> The problem: Repeat the records below exactly as they appear.
[BEGIN]
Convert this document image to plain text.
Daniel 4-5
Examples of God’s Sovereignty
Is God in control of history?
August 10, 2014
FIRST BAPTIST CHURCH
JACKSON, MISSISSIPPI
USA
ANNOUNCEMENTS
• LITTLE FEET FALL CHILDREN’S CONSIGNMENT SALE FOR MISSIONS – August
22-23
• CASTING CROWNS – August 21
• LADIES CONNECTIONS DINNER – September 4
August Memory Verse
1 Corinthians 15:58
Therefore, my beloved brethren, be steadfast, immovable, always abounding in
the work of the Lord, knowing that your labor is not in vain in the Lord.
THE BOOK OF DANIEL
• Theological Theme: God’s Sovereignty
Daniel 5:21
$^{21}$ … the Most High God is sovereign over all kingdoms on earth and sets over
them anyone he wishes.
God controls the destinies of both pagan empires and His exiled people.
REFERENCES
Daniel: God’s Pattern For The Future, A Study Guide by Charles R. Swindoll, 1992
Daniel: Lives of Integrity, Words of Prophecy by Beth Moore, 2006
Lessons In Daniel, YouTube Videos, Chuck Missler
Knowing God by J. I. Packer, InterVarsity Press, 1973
[END]
> Answer:
Convert this document image to plain text.
Daniel 4-5
Examples of God’s Sovereignty
Is God in control of history?
August 10, 2014
FIRST BAPTIST CHURCH
JACKSON, MISSISSIPPI
USA
ANNOUNCEMENTS
• LITTLE FEET FALL CHILDREN’S CONSIGNMENT SALE FOR MISSIONS – August
22-23
• CASTING CROWNS – August 21
• LADIES CONNECTIONS DINNER – September 4
August Memory Verse
1 Corinthians 15:58
Therefore, my beloved brethren, be steadfast, immovable, always abounding in
the work of the Lord, knowing that your labor is not in vain in the Lord.
THE BOOK OF DANIEL
• Theological Theme: God’s Sovereignty
Daniel 5:21
$^{21}$ … the Most High God is sovereign over all kingdoms on earth and sets over
them anyone he wishes.
God controls the destinies of both pagan empires and His exiled people.
REFERENCES
Daniel: God’s Pattern For The Future, A Study Guide by Charles R. Swindoll, 1992
Daniel: Lives of Integrity, Words of Prophecy by Beth Moore, 2006
Lessons In Daniel, YouTube Videos, Chuck Missler
Knowing God by J. I. Packer, InterVarsity Press, 1973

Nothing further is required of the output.